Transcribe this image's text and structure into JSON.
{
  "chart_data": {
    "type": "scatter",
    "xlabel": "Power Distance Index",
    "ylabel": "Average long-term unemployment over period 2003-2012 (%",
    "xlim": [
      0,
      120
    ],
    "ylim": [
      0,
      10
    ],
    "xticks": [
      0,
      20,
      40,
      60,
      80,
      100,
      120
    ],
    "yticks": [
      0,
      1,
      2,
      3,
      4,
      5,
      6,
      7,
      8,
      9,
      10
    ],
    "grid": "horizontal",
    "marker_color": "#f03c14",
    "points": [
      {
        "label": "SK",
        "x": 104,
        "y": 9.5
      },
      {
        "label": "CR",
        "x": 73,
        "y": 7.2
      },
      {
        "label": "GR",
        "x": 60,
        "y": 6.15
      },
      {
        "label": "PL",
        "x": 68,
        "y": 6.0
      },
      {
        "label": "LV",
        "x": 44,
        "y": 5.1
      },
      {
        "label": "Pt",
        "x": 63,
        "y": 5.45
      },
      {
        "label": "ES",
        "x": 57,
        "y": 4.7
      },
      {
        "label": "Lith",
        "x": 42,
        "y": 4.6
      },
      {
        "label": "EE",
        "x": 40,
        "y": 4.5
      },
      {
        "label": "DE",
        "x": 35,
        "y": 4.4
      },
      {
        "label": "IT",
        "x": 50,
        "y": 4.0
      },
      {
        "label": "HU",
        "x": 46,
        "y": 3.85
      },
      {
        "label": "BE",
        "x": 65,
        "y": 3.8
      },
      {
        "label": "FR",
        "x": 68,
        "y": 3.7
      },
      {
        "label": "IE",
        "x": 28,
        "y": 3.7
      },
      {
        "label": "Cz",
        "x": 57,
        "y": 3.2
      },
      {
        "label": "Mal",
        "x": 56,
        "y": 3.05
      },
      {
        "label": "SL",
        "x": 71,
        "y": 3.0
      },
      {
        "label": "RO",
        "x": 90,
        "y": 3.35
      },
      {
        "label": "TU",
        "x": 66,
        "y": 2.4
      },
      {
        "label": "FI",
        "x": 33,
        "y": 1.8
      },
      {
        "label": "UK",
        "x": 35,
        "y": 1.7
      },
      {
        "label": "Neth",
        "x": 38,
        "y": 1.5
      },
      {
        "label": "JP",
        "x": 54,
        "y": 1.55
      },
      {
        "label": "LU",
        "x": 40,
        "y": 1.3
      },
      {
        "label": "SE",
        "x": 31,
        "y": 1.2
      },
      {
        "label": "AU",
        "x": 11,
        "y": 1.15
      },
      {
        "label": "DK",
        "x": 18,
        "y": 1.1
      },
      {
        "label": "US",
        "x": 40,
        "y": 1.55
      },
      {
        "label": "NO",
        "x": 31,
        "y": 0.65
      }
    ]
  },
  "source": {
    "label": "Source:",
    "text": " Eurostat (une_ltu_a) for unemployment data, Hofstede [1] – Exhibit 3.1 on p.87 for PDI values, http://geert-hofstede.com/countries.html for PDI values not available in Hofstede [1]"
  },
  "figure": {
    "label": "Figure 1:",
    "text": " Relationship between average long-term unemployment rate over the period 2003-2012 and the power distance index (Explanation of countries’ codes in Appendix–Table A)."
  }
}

▬▬▬▬▬▬▬▬▬▬

Problem to solve
Please reproduce every line of the material word for word.

Expected answer
Transcribe this image's text and structure into JSON.
{
  "chart_data": {
    "type": "scatter",
    "xlabel": "Power Distance Index",
    "ylabel": "Average long-term unemployment over period 2003-2012 (%",
    "xlim": [
      0,
      120
    ],
    "ylim": [
      0,
      10
    ],
    "xticks": [
      0,
      20,
      40,
      60,
      80,
      100,
      120
    ],
    "yticks": [
      0,
      1,
      2,
      3,
      4,
      5,
      6,
      7,
      8,
      9,
      10
    ],
    "grid": "horizontal",
    "marker_color": "#f03c14",
    "points": [
      {
        "label": "SK",
        "x": 104,
        "y": 9.5
      },
      {
        "label": "CR",
        "x": 73,
        "y": 7.2
      },
      {
        "label": "GR",
        "x": 60,
        "y": 6.15
      },
      {
        "label": "PL",
        "x": 68,
        "y": 6.0
      },
      {
        "label": "LV",
        "x": 44,
        "y": 5.1
      },
      {
        "label": "Pt",
        "x": 63,
        "y": 5.45
      },
      {
        "label": "ES",
        "x": 57,
        "y": 4.7
      },
      {
        "label": "Lith",
        "x": 42,
        "y": 4.6
      },
      {
        "label": "EE",
        "x": 40,
        "y": 4.5
      },
      {
        "label": "DE",
        "x": 35,
        "y": 4.4
      },
      {
        "label": "IT",
        "x": 50,
        "y": 4.0
      },
      {
        "label": "HU",
        "x": 46,
        "y": 3.85
      },
      {
        "label": "BE",
        "x": 65,
        "y": 3.8
      },
      {
        "label": "FR",
        "x": 68,
        "y": 3.7
      },
      {
        "label": "IE",
        "x": 28,
        "y": 3.7
      },
      {
        "label": "Cz",
        "x": 57,
        "y": 3.2
      },
      {
        "label": "Mal",
        "x": 56,
        "y": 3.05
      },
      {
        "label": "SL",
        "x": 71,
        "y": 3.0
      },
      {
        "label": "RO",
        "x": 90,
        "y": 3.35
      },
      {
        "label": "TU",
        "x": 66,
        "y": 2.4
      },
      {
        "label": "FI",
        "x": 33,
        "y": 1.8
      },
      {
        "label": "UK",
        "x": 35,
        "y": 1.7
      },
      {
        "label": "Neth",
        "x": 38,
        "y": 1.5
      },
      {
        "label": "JP",
        "x": 54,
        "y": 1.55
      },
      {
        "label": "LU",
        "x": 40,
        "y": 1.3
      },
      {
        "label": "SE",
        "x": 31,
        "y": 1.2
      },
      {
        "label": "AU",
        "x": 11,
        "y": 1.15
      },
      {
        "label": "DK",
        "x": 18,
        "y": 1.1
      },
      {
        "label": "US",
        "x": 40,
        "y": 1.55
      },
      {
        "label": "NO",
        "x": 31,
        "y": 0.65
      }
    ]
  },
  "source": {
    "label": "Source:",
    "text": " Eurostat (une_ltu_a) for unemployment data, Hofstede [1] – Exhibit 3.1 on p.87 for PDI values, http://geert-hofstede.com/countries.html for PDI values not available in Hofstede [1]"
  },
  "figure": {
    "label": "Figure 1:",
    "text": " Relationship between average long-term unemployment rate over the period 2003-2012 and the power distance index (Explanation of countries’ codes in Appendix–Table A)."
  }
}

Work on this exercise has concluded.